* Stated goal:
Extract, from the listing that follows, each line containing the word "финансовом".

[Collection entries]
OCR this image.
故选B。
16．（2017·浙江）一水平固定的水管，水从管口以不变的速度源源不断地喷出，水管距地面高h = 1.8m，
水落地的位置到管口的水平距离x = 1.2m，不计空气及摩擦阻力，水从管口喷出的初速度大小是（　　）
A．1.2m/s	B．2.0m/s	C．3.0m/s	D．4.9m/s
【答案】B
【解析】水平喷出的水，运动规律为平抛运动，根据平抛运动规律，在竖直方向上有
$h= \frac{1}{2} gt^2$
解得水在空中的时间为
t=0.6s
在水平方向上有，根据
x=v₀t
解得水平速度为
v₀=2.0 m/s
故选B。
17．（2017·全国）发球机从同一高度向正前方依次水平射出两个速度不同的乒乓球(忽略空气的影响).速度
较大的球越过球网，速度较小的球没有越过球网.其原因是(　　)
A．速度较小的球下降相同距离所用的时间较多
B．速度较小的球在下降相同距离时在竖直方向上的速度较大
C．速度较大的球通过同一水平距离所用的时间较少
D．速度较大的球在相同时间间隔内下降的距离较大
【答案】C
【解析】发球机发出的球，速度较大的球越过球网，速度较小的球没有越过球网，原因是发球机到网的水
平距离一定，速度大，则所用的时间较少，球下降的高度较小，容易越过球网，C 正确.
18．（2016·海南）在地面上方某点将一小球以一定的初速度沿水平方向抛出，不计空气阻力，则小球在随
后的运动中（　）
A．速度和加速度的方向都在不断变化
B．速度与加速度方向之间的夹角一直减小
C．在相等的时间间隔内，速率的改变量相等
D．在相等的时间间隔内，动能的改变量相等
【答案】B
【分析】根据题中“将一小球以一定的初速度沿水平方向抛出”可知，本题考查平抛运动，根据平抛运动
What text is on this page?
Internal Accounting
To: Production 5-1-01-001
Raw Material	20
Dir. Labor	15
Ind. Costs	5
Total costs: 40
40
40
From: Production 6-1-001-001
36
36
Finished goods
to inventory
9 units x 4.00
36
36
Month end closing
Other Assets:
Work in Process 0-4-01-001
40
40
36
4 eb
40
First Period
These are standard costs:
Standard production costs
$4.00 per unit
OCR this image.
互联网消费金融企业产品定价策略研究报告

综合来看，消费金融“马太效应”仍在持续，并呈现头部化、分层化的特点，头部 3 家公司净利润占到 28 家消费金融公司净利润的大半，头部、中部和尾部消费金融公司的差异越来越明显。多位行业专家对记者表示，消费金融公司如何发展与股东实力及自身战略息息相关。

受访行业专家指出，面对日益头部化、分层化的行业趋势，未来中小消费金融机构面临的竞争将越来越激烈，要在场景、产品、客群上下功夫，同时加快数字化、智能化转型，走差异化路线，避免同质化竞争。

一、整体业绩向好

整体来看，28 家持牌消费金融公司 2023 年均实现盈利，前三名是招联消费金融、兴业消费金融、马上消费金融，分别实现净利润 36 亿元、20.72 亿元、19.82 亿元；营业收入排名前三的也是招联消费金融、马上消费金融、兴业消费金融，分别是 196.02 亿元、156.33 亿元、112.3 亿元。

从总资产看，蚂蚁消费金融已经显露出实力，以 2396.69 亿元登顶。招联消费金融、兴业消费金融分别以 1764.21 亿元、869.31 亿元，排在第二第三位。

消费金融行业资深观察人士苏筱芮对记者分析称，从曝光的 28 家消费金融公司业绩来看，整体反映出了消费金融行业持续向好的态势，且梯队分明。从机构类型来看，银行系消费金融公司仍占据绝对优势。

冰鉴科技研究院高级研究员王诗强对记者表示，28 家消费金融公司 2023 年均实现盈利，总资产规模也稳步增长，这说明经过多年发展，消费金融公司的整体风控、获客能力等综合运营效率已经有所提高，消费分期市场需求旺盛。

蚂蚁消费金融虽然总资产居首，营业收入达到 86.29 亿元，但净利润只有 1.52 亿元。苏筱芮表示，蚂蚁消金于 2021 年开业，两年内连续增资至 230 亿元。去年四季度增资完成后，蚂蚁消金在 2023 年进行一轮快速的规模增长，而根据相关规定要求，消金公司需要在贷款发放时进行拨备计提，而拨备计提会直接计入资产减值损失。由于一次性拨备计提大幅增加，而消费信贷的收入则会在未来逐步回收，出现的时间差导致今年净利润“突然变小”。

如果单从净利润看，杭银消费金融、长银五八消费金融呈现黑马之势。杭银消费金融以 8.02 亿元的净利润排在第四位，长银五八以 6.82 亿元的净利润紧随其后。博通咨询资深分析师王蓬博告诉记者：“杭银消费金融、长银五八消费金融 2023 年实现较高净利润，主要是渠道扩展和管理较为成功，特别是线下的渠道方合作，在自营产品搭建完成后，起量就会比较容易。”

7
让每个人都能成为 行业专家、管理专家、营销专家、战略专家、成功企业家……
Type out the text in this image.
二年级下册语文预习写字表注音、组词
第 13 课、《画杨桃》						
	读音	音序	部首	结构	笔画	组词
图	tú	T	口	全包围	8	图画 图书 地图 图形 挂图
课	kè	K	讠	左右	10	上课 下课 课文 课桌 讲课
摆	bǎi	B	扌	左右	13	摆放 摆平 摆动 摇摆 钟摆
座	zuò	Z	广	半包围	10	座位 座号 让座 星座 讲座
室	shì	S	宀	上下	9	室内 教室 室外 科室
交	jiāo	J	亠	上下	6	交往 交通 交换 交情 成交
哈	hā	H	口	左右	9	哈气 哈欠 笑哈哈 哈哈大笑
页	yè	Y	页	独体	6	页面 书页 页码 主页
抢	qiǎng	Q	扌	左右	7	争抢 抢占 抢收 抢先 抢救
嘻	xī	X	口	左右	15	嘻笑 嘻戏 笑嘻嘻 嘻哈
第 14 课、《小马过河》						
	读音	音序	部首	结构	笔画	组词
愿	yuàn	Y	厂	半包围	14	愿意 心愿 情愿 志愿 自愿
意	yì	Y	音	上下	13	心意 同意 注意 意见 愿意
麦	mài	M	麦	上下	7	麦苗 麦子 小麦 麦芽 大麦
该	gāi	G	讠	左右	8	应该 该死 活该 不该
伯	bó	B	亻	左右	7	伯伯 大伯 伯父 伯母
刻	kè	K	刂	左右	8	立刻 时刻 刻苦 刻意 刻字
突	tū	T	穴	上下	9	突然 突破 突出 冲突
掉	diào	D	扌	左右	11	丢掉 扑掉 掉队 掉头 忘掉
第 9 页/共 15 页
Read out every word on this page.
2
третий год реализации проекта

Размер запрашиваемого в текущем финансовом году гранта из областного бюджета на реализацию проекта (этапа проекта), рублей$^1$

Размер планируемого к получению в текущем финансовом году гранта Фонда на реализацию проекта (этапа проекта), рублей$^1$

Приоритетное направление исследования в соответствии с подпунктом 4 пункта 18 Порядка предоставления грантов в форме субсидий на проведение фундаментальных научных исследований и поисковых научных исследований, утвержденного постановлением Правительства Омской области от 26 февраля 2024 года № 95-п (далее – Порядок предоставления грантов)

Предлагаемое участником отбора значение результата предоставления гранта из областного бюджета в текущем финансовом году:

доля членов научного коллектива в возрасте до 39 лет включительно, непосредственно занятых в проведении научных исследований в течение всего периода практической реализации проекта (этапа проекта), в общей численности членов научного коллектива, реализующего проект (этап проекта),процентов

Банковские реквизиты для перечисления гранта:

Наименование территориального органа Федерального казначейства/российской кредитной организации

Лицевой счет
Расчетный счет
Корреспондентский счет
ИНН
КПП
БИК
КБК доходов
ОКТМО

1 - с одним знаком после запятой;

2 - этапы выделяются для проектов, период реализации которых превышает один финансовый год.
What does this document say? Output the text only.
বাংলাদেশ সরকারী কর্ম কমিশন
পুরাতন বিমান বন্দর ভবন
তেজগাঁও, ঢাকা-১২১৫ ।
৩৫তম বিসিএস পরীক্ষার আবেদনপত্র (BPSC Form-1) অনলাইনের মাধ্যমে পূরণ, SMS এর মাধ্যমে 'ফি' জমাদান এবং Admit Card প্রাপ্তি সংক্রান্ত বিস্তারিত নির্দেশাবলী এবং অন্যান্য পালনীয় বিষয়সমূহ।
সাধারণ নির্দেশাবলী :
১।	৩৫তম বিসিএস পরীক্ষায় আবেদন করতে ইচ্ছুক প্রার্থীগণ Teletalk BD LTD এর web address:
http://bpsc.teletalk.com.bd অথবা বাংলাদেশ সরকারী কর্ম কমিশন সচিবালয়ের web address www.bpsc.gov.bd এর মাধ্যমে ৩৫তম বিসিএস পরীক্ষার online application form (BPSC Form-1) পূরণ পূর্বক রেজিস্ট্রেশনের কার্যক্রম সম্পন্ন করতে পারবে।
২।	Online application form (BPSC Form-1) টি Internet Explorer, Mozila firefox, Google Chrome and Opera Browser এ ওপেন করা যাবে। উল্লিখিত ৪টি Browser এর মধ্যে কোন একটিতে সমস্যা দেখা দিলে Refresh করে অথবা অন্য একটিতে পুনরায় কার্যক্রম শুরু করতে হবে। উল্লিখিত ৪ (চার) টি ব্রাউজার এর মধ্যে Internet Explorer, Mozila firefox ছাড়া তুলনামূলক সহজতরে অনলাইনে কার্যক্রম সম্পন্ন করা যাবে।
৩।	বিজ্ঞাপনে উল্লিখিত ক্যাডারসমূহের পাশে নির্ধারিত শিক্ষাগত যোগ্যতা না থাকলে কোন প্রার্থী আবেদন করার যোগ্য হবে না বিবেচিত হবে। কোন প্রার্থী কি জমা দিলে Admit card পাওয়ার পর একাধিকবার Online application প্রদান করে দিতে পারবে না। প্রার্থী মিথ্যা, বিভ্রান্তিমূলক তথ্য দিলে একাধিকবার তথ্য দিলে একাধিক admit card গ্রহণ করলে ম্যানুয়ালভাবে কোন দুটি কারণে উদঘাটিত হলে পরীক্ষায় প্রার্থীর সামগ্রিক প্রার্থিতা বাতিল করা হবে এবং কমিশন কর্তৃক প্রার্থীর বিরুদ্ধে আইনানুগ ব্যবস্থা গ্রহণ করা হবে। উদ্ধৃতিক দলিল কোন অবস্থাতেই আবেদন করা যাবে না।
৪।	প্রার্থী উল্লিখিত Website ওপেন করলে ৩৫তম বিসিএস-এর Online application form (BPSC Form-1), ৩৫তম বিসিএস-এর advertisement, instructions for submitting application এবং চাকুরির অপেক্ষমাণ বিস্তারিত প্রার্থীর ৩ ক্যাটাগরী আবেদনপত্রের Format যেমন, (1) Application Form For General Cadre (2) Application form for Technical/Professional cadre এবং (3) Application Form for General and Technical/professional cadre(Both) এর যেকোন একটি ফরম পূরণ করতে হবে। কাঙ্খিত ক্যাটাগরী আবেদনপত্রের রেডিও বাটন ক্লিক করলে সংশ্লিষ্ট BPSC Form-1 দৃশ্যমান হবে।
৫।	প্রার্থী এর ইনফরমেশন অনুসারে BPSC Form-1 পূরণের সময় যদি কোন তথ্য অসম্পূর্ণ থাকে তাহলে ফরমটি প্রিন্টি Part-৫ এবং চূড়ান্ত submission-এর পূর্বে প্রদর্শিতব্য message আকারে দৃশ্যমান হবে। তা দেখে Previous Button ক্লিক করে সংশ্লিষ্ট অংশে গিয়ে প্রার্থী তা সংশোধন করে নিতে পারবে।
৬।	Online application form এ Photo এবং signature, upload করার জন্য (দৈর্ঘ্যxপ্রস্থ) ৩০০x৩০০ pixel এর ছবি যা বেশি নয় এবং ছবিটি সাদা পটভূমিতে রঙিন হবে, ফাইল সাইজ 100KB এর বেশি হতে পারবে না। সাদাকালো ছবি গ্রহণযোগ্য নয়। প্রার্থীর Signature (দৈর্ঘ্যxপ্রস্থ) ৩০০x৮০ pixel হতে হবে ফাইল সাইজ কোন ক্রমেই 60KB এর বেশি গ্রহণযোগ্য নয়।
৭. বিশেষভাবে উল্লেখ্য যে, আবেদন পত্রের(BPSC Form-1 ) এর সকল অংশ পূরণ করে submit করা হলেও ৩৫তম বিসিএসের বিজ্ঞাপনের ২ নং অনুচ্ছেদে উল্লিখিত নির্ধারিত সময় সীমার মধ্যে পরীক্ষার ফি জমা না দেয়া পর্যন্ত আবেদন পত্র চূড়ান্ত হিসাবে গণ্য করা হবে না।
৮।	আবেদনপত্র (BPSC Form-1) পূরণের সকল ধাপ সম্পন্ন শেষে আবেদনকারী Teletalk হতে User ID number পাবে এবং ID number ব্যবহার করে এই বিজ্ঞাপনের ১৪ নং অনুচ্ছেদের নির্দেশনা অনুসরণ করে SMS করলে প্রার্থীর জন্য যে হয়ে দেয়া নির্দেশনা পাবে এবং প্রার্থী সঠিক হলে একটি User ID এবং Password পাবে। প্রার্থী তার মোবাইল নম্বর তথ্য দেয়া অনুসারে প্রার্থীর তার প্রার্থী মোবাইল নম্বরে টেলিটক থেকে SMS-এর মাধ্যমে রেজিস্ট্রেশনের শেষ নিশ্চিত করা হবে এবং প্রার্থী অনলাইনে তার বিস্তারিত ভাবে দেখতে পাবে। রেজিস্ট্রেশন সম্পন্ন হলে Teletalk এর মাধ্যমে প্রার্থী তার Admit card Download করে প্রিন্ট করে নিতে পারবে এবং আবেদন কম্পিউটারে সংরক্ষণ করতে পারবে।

* Output for this task:
Размер запрашиваемого в текущем финансовом году гранта из областного бюджета на реализацию проекта (этапа проекта), рублей$^1$
Размер планируемого к получению в текущем финансовом году гранта Фонда на реализацию проекта (этапа проекта), рублей$^1$
Предлагаемое участником отбора значение результата предоставления гранта из областного бюджета в текущем финансовом году:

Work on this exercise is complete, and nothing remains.